- EXERCISE SET -
A. In the Ceph simulation text, how many OSDs and placement groups were used in the Ceph settings?
B. Please carry on with the Ceph simulation text, starting after its last sentence.

- TEXT PASSAGE -
= = = =
File size distribution:

workload_p10_filesize_histogram.png
Figure 2: Histogram: File size distribution. Each bucket inclusive e.g 0 < x ≤ 4 MiB

Ceph Settings

600 OSDs with 38400 placement groups. Flat OSD layout without failure domains. Simulation ran 4 times, once per setting.

Simulator

I found that running a whole Ceph stack with Ceph FS to simulate ~ 1.6 PiB is far too slow. I tried it anyway, and wrote a FUSE blackhole filesystem to store ~ 1.6 PiB without actually storing it. It's an overlay filesystem that keeps everything (file sizes, xattrs, metadata) except the actual data. Still to slow.

Simulation and lots of CPU cores to the rescue… I could borrow a 32 Core Xeon machine during my research back then, with a little help of some UNIX tools and scripting, each run took 45 minutes.

45 minutes for for ~ 1.6 PiB (600 OSDs), the 10% sample. I tried the full trace with 6000 OSDs, but quickly decided against it after the first run tool over 3 days.

The simulation code is in the branch on github. It compiles as part of the Ceph sources. It expects input on stdin with filename and object size separated by spaces. For each line of input it computes the placement data and outputs the following:

  • Filename
  • Size
  • Number of striper extents
  • Number of object names generated by the striper
  • Number of unique placement groups assigned to the file
  • Number of OSDs assigned to the file
  • Number of unique primary OSDs assigned to the file
  • JSON encoded data:
    • List of Object IDs
    • List of Placement Groups
    • List of OSDs

Results

This is a compilation of the IMHO most interesting results.

Distinct OSDs per File

The Table shows statistics for the number of distinct primary OSDs of all files in the workload that are larger than 4 MiB, because the number of OSDs per file is always 1 for files with only one object. Striper Prefix Hasing works :)
= = = =
- Records from a data collection -
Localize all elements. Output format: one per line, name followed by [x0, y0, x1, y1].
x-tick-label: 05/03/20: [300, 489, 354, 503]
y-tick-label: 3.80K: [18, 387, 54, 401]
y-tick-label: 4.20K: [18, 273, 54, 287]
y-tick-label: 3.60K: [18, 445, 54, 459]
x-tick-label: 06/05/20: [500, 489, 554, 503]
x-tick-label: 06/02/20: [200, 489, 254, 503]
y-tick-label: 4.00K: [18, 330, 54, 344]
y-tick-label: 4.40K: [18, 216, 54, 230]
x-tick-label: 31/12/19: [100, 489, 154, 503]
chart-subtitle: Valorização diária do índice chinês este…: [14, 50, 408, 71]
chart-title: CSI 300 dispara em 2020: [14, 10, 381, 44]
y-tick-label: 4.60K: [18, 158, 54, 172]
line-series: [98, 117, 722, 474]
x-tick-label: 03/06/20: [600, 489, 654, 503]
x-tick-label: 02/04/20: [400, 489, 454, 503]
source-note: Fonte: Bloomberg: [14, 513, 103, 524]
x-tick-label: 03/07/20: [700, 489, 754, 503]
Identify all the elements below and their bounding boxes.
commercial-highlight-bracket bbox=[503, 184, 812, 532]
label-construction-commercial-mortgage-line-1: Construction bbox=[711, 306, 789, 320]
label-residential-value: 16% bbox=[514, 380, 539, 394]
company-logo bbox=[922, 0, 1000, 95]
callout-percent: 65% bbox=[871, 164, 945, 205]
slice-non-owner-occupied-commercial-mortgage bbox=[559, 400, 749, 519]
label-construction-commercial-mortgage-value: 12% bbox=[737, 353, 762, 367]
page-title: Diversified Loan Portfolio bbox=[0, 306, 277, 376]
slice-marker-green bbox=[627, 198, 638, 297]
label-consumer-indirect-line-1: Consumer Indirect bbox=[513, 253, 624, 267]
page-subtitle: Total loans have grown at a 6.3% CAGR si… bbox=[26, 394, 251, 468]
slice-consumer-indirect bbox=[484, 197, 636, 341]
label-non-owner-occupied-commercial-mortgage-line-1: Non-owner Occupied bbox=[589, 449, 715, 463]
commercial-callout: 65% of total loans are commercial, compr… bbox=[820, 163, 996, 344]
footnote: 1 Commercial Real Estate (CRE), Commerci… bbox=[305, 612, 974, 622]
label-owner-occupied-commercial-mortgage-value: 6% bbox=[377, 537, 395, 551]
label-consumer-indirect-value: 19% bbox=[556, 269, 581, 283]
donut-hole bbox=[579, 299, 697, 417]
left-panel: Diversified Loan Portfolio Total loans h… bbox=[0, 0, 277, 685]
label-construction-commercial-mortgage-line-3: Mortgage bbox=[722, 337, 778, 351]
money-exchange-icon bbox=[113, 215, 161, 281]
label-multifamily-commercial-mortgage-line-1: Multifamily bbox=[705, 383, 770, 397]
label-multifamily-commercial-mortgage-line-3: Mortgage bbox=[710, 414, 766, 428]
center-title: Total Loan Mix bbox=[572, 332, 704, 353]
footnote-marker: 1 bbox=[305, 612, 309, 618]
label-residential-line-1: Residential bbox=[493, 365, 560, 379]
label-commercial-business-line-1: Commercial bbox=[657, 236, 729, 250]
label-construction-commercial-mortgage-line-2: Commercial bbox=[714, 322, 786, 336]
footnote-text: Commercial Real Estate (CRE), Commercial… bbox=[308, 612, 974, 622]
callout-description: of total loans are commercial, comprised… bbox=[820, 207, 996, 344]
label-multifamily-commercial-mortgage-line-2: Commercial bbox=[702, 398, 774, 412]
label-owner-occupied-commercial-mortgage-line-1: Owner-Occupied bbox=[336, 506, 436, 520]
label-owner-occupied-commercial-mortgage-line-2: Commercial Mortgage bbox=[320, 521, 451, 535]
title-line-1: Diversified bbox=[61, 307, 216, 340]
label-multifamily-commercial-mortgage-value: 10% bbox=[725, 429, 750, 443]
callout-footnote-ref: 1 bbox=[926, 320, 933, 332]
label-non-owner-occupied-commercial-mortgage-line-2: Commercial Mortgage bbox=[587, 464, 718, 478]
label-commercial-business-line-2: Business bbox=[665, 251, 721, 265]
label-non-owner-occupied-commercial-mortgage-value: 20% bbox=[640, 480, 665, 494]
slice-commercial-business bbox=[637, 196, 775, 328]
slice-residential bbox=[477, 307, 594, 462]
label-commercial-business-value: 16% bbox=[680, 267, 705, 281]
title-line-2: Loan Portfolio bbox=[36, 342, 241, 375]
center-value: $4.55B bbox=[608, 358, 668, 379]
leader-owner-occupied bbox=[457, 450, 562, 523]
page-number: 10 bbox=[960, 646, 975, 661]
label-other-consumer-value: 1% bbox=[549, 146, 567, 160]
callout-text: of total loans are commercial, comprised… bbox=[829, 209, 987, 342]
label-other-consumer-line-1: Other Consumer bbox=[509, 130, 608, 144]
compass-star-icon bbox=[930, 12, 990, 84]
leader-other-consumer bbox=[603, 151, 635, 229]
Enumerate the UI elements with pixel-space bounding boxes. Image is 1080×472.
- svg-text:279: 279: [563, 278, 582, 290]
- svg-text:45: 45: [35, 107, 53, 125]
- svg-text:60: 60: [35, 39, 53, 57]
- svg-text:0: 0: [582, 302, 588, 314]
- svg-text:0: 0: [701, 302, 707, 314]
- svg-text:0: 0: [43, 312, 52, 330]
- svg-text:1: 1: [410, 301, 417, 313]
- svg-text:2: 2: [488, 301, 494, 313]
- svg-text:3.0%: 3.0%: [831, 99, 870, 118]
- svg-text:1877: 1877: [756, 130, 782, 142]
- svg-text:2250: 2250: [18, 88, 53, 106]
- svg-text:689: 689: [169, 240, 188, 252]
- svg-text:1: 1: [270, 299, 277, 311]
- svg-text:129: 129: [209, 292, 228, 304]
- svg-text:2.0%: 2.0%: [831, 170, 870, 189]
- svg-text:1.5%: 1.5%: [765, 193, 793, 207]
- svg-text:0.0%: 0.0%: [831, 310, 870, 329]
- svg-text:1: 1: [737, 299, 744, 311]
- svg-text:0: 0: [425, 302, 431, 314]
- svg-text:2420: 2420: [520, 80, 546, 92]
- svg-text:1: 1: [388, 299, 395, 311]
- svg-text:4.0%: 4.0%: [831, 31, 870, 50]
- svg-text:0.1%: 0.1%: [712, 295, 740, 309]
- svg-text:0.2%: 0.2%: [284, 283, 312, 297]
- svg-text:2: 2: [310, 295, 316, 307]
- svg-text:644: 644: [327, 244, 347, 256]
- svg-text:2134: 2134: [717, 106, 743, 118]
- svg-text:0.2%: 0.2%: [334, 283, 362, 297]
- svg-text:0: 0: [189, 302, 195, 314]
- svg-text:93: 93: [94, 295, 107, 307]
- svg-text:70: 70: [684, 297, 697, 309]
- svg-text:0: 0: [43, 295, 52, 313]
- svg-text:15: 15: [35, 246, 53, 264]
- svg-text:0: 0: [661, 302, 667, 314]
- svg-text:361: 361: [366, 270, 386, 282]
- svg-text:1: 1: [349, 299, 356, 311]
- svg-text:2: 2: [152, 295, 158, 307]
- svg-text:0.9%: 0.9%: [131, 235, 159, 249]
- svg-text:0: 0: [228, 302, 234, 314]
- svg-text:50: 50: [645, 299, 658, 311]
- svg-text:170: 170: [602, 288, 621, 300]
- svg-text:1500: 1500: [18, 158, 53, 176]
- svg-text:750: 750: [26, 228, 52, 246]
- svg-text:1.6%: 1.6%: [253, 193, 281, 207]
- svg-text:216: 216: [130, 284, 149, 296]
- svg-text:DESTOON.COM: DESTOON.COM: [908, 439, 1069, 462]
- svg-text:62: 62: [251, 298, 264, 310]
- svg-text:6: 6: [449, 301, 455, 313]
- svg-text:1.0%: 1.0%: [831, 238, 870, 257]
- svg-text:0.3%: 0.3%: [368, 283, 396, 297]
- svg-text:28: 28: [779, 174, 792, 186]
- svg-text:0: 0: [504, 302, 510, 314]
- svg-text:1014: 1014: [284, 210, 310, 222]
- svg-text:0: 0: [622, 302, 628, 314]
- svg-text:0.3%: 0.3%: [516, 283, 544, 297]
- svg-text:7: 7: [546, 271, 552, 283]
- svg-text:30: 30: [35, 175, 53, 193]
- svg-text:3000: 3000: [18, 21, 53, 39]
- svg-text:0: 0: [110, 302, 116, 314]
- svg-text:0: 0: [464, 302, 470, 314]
= = = =
- RESULTS FOR EACH TASK -
A. 600 OSDs with 38400 placement groups.

B.
Table 1: Distinct primary OSDs per file for files larger than 4 MiB
Statistic RJenkins Linux dcache RJenkins+Prefix Linux+Prefix
Min. 1 1 1 1
Q1 3 3 1 1
Median 9 9 1 1
Q3 35 35 1 1
Max. 600 600 1 1

Balance

In an ideal balanced Ceph cluster all OSDs store the same amount of data and objects. The next figures show the measured balance for Objects / OSD and Size / OSD .

Note that the graphs are cut off at 8T / 2000000 objects. Outliers of Adler-32 go beyond that.

boxplot_objects_per_osd.png
Figure 3: Boxplot: Number of object per OSD
boxplot_size_per_osd.png
Figure 4: Boxplot: Size of data per OSD
ecdf_objects_per_osd.png
Figure 5: ECDF: Number of object per OSD
ecdf_size_per_osd.png
Figure 6: ECDF: Size of data per OSD

Adler-32 is obviously a bad choice. For standard hashing all choices (except Adler-32) work. CRC32, RJenkins, MD5 and SHA-1 are close. Linux dcache is slightly inferior.

With Striper Prefix Hashing more differences show: Linux becomes a too weak. RJenkins and CRC32 work especially well, with CRC32 even slightly better.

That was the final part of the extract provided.